*Arbeitsauftrag a:*
Führen Sie sämtliche Staaten auf, die der Textauszug zum Brexit namentlich erwähnt.

Das wird sich mit dem Brexit fundamental ändern. Wenn das Vereinigte Königreich aus der EU ausscheidet, verringert sich der Bevölkerungsanteil der nördlichen Gruppe auf rund 30 Prozent, während die von Frankreich angeführte mediterrane Gruppe ihre Position auf 44 Prozent ausbaut. Damit geht im institutionellen Gefüge der Union das Gleichgewicht zwischen eher marktwirtschaftlich orientierten Freihandelsbefürwortern und den eher staatsgläubig-protektionistisch orientierten Staaten verloren. Letztere erhalten ein großes Übergewicht. Sie können sich ihre Mehrheit gegen die Marktwirtschaftsländer suchen, während Deutschland nicht einmal dann auf eine Vetoposition käme, wenn es zusätzlich zu den oben genannten Verbündeten im konkreten Fall auch noch Tschechien für seinen Standpunkt gewinnen könnte. Polen könnte nach dem Brexit eine Schlüsselrolle erhalten, weil es entweder der Gruppe um Deutschland zu einer Sperrminorität oder der Gruppe um Frankreich zur qualifizierten Mehrheit verhelfen könnte.

*Arbeitsauftrag b:*
Zitieren Sie aus den Datensätzen den Abschnitt von der Zeile mit „test-content [301, 845, 599, 880]“ bis einschließlich der Zeile mit „test-content [301, 1020, 599, 1055]“.

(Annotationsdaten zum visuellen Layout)
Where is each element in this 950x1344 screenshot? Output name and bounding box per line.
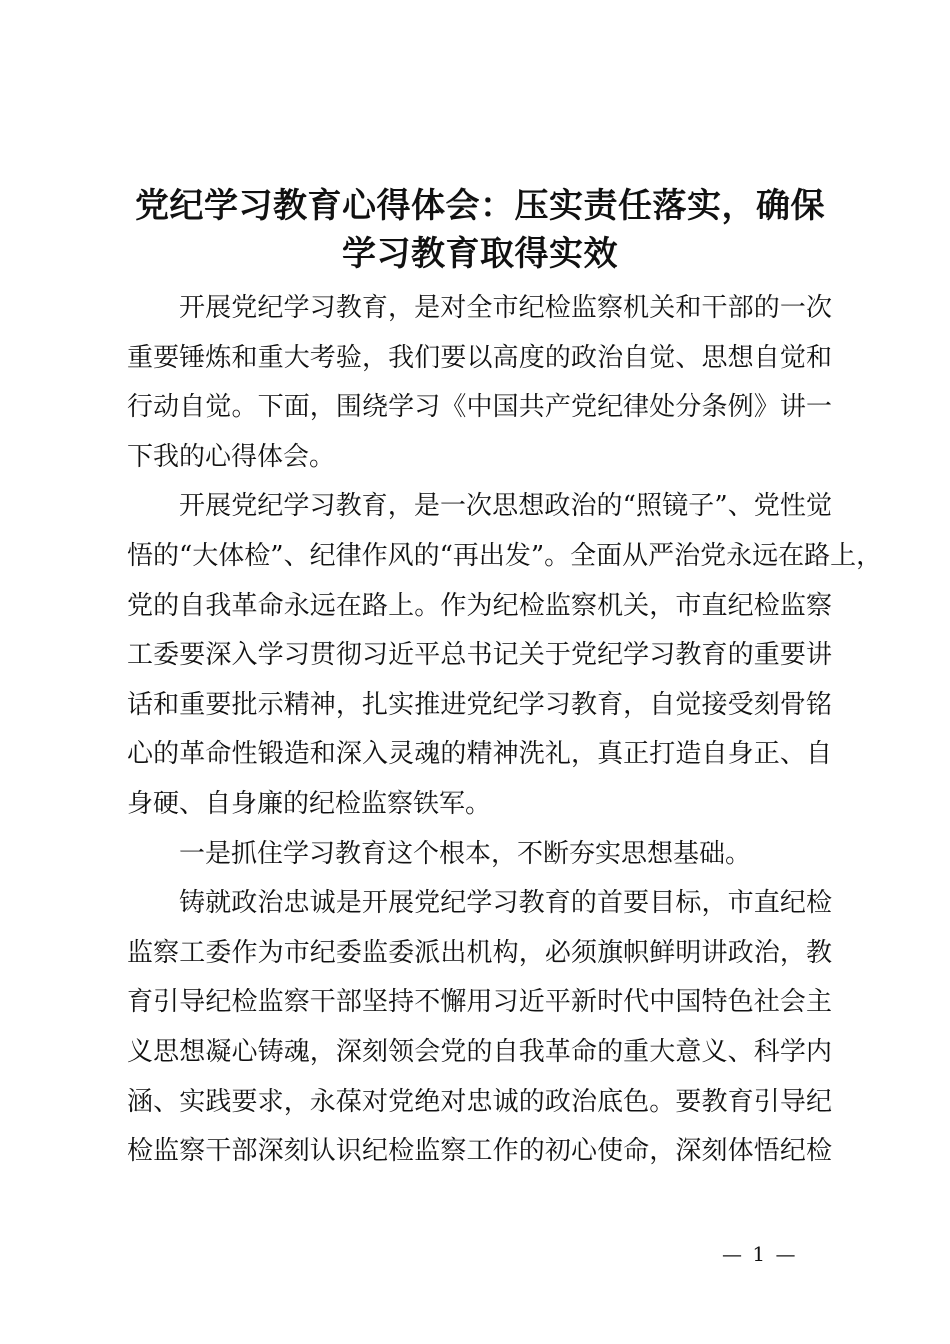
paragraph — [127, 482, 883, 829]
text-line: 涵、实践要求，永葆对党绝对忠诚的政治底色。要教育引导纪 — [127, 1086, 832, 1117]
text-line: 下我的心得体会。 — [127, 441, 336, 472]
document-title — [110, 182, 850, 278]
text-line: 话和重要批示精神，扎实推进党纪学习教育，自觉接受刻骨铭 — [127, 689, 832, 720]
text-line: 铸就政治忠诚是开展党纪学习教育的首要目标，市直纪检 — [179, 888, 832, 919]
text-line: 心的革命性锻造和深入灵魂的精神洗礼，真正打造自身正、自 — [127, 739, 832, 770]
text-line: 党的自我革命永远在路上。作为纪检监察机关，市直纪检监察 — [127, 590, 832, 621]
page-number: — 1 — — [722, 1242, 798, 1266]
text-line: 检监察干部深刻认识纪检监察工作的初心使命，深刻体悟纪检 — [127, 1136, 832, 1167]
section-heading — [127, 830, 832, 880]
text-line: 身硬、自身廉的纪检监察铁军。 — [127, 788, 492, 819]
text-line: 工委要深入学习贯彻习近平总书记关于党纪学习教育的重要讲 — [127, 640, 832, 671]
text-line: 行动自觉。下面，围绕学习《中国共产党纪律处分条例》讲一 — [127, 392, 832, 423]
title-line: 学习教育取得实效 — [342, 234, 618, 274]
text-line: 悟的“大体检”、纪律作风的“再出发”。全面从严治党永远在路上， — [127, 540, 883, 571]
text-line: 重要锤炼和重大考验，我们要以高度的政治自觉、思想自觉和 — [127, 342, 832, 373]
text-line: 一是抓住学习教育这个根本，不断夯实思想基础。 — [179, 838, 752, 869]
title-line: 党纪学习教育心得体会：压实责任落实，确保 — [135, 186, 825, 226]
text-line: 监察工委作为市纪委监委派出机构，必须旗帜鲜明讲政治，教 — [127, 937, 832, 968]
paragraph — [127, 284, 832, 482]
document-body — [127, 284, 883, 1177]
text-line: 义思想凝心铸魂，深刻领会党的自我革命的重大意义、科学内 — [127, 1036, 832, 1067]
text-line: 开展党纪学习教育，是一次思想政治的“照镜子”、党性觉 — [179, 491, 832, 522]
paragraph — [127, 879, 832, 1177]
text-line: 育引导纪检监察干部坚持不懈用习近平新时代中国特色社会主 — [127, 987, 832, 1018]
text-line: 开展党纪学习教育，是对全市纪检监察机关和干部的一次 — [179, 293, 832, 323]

--

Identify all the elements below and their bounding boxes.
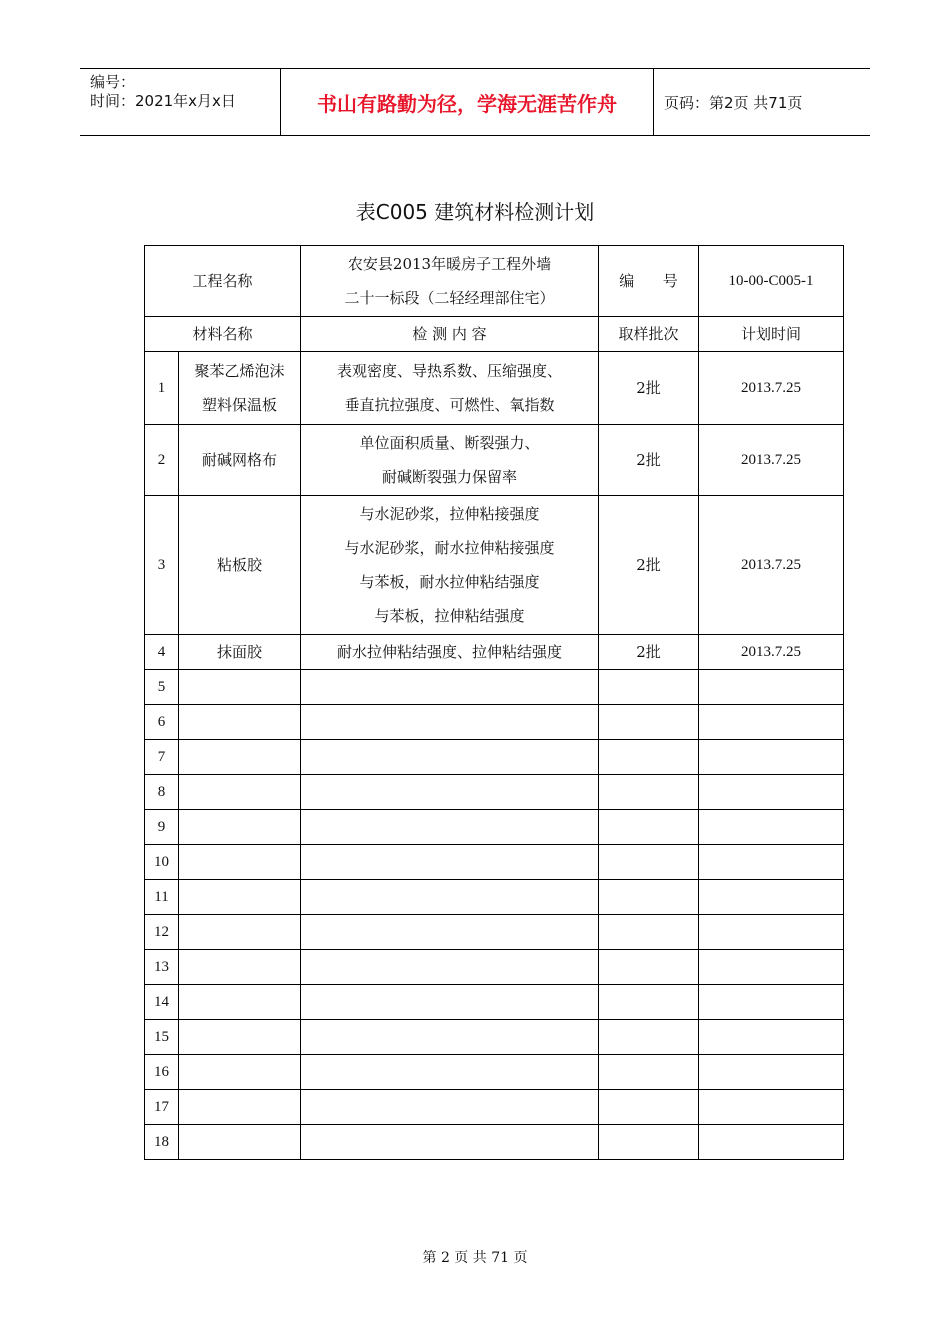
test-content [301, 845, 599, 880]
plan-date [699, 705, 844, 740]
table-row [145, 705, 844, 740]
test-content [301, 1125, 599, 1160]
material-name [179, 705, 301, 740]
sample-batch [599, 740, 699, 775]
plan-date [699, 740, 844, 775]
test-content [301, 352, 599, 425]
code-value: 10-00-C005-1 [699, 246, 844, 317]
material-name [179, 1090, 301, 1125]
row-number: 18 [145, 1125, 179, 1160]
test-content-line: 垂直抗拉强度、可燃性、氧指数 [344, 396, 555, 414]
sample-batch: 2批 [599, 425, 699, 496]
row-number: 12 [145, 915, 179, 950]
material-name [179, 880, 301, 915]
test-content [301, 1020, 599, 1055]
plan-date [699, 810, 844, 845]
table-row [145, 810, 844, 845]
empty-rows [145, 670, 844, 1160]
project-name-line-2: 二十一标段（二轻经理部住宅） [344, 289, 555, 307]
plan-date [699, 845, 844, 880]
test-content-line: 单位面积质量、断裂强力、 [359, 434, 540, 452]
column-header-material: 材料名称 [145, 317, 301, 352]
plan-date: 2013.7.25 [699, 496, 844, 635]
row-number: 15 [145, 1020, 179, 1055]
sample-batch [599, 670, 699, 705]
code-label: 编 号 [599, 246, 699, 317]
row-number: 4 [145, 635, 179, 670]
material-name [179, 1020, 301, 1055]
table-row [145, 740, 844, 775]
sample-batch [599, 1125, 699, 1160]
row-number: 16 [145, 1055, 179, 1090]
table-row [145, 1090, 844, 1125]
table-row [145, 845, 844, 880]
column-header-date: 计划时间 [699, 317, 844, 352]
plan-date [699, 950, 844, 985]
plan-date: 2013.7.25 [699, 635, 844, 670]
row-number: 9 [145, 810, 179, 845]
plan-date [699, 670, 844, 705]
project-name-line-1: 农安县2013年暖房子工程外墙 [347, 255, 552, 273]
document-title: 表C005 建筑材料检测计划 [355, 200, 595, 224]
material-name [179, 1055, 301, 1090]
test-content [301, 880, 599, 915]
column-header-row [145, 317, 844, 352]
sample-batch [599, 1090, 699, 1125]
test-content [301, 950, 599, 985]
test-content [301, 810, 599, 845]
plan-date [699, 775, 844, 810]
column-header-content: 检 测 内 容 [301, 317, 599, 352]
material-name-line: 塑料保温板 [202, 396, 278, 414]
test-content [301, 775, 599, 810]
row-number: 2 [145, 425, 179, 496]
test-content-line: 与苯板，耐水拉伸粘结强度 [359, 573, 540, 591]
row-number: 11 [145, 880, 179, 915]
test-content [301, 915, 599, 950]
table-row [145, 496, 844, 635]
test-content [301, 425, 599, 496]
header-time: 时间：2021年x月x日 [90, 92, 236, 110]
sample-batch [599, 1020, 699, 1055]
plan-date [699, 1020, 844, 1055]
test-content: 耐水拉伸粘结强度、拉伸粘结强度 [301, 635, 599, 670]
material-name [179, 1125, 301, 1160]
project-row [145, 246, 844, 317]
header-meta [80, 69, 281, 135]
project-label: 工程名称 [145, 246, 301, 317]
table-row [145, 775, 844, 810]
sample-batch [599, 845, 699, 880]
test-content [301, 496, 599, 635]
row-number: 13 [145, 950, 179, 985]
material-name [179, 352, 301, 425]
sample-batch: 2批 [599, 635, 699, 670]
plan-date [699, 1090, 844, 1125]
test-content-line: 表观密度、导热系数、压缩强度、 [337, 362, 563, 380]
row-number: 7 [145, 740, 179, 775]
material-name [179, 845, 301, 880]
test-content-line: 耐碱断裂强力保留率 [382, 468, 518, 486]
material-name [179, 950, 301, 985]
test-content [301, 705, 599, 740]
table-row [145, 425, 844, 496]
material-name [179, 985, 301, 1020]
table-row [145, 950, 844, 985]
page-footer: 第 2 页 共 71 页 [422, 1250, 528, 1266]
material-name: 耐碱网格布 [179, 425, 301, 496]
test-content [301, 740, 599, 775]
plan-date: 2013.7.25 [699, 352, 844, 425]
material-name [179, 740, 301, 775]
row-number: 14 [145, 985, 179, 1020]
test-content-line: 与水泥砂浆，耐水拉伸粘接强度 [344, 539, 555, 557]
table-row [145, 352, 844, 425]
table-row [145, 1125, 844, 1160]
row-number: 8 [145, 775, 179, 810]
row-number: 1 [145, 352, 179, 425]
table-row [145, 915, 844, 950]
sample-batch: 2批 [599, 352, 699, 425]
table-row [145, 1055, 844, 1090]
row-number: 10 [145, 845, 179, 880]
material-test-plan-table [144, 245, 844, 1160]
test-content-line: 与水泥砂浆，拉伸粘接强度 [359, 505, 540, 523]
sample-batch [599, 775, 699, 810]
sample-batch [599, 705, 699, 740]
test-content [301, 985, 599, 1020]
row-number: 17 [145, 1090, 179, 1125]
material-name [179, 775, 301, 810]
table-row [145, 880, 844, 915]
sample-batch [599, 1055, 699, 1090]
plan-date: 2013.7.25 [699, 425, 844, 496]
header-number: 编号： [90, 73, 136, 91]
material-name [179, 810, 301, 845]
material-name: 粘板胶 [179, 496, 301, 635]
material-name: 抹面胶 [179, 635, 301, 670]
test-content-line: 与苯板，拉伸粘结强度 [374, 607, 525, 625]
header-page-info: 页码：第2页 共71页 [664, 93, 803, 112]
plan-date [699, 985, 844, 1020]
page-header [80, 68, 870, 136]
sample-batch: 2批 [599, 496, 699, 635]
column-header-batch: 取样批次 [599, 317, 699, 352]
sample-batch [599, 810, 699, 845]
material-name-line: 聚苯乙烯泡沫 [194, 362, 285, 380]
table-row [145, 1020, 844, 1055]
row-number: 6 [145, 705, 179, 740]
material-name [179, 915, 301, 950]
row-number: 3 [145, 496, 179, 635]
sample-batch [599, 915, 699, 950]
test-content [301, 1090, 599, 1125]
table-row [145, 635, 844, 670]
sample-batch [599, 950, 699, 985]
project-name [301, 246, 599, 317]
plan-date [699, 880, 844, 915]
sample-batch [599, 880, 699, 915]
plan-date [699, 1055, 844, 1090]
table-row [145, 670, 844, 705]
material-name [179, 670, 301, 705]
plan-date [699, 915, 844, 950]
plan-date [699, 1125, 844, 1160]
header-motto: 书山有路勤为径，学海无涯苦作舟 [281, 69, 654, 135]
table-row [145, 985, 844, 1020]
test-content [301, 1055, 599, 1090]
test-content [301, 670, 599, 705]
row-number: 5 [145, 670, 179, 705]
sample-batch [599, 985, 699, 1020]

*Endergebnis a:*
- Vereinigtes Königreich
- Frankreich
- Deutschland
- Tschechien
- Polen

*Endergebnis b:*
test-content [301, 845, 599, 880]
plan-date [699, 705, 844, 740]
table-row [145, 705, 844, 740]
test-content [301, 1125, 599, 1160]
material-name [179, 705, 301, 740]
sample-batch [599, 740, 699, 775]
plan-date [699, 740, 844, 775]
test-content [301, 352, 599, 425]
code-value: 10-00-C005-1 [699, 246, 844, 317]
material-name [179, 1090, 301, 1125]
row-number: 18 [145, 1125, 179, 1160]
test-content-line: 垂直抗拉强度、可燃性、氧指数 [344, 396, 555, 414]
sample-batch: 2批 [599, 425, 699, 496]
row-number: 12 [145, 915, 179, 950]
material-name [179, 880, 301, 915]
test-content [301, 1020, 599, 1055]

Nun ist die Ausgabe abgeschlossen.